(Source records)

# # # #

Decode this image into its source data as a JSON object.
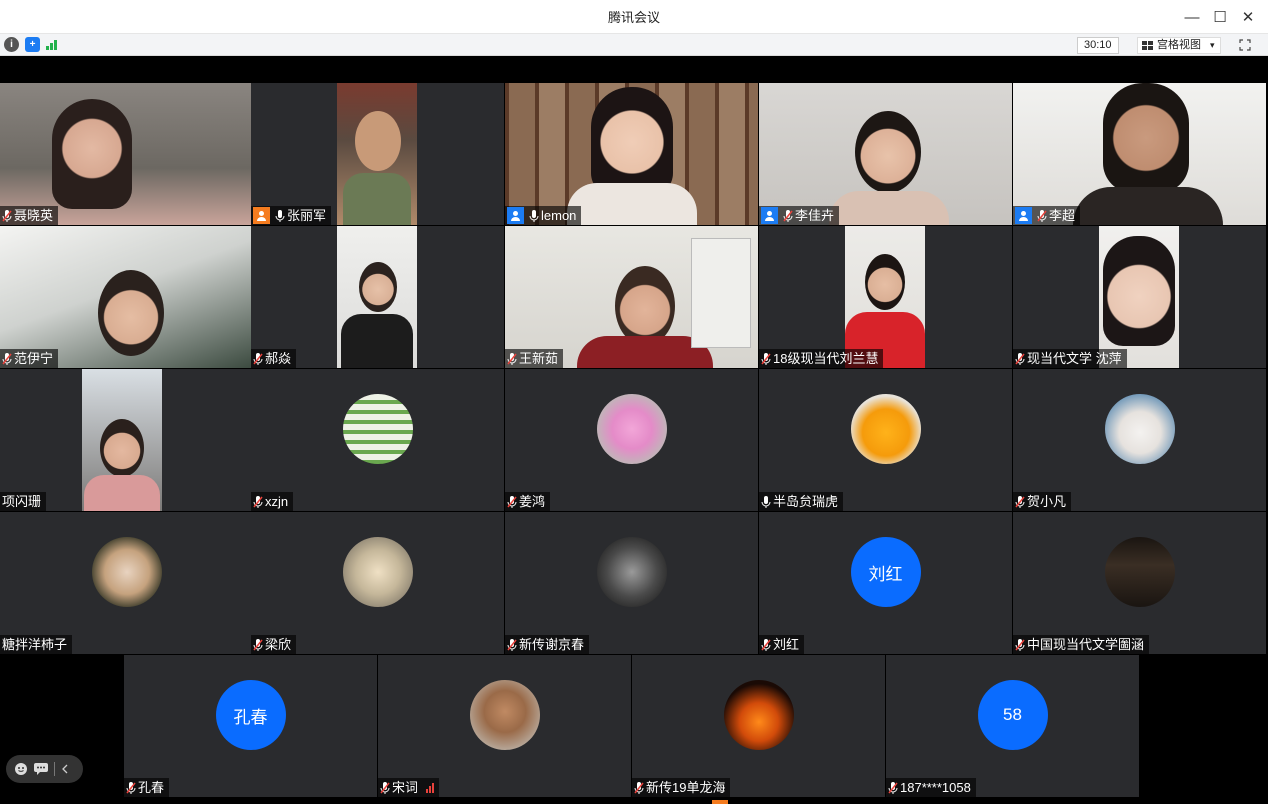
{
  "window": {
    "title": "腾讯会议",
    "minimize": "—",
    "maximize": "☐",
    "close": "✕"
  },
  "toolbar": {
    "timer": "30:10",
    "view_label": "宫格视图",
    "view_caret": "▾",
    "info_icon": "i",
    "shield_icon": "+"
  },
  "participants": [
    {
      "name": "聂晓英"
    },
    {
      "name": "张丽军"
    },
    {
      "name": "lemon"
    },
    {
      "name": "李佳卉"
    },
    {
      "name": "李超"
    },
    {
      "name": "范伊宁"
    },
    {
      "name": "郝焱"
    },
    {
      "name": "王新茹"
    },
    {
      "name": "18级现当代刘兰慧"
    },
    {
      "name": "现当代文学 沈萍"
    },
    {
      "name": "项闪珊"
    },
    {
      "name": "xzjn"
    },
    {
      "name": "姜鸿"
    },
    {
      "name": "半岛贠瑞虎"
    },
    {
      "name": "贺小凡"
    },
    {
      "name": "糖拌洋柿子"
    },
    {
      "name": "梁欣"
    },
    {
      "name": "新传谢京春"
    },
    {
      "name": "刘红",
      "avatar_text": "刘红"
    },
    {
      "name": "中国现当代文学圗涵"
    },
    {
      "name": "孔春",
      "avatar_text": "孔春"
    },
    {
      "name": "宋词"
    },
    {
      "name": "新传19单龙海"
    },
    {
      "name": "187****1058",
      "avatar_text": "58"
    }
  ],
  "colors": {
    "accent": "#0a6cff",
    "active_border": "#2eb872",
    "muted_mic": "#e8423c",
    "host_orange": "#f57c1f"
  }
}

# # # #

Copy every line of the data exactly as written, excluding the pictures.

Decode this image into its source data as a JSON object.
{
  "window": {
    "title": "腾讯会议",
    "minimize": "—",
    "maximize": "☐",
    "close": "✕"
  },
  "toolbar": {
    "timer": "30:10",
    "view_label": "宫格视图",
    "view_caret": "▾",
    "info_icon": "i",
    "shield_icon": "+"
  },
  "participants": [
    {
      "name": "聂晓英"
    },
    {
      "name": "张丽军"
    },
    {
      "name": "lemon"
    },
    {
      "name": "李佳卉"
    },
    {
      "name": "李超"
    },
    {
      "name": "范伊宁"
    },
    {
      "name": "郝焱"
    },
    {
      "name": "王新茹"
    },
    {
      "name": "18级现当代刘兰慧"
    },
    {
      "name": "现当代文学 沈萍"
    },
    {
      "name": "项闪珊"
    },
    {
      "name": "xzjn"
    },
    {
      "name": "姜鸿"
    },
    {
      "name": "半岛贠瑞虎"
    },
    {
      "name": "贺小凡"
    },
    {
      "name": "糖拌洋柿子"
    },
    {
      "name": "梁欣"
    },
    {
      "name": "新传谢京春"
    },
    {
      "name": "刘红",
      "avatar_text": "刘红"
    },
    {
      "name": "中国现当代文学圗涵"
    },
    {
      "name": "孔春",
      "avatar_text": "孔春"
    },
    {
      "name": "宋词"
    },
    {
      "name": "新传19单龙海"
    },
    {
      "name": "187****1058",
      "avatar_text": "58"
    }
  ],
  "colors": {
    "accent": "#0a6cff",
    "active_border": "#2eb872",
    "muted_mic": "#e8423c",
    "host_orange": "#f57c1f"
  }
}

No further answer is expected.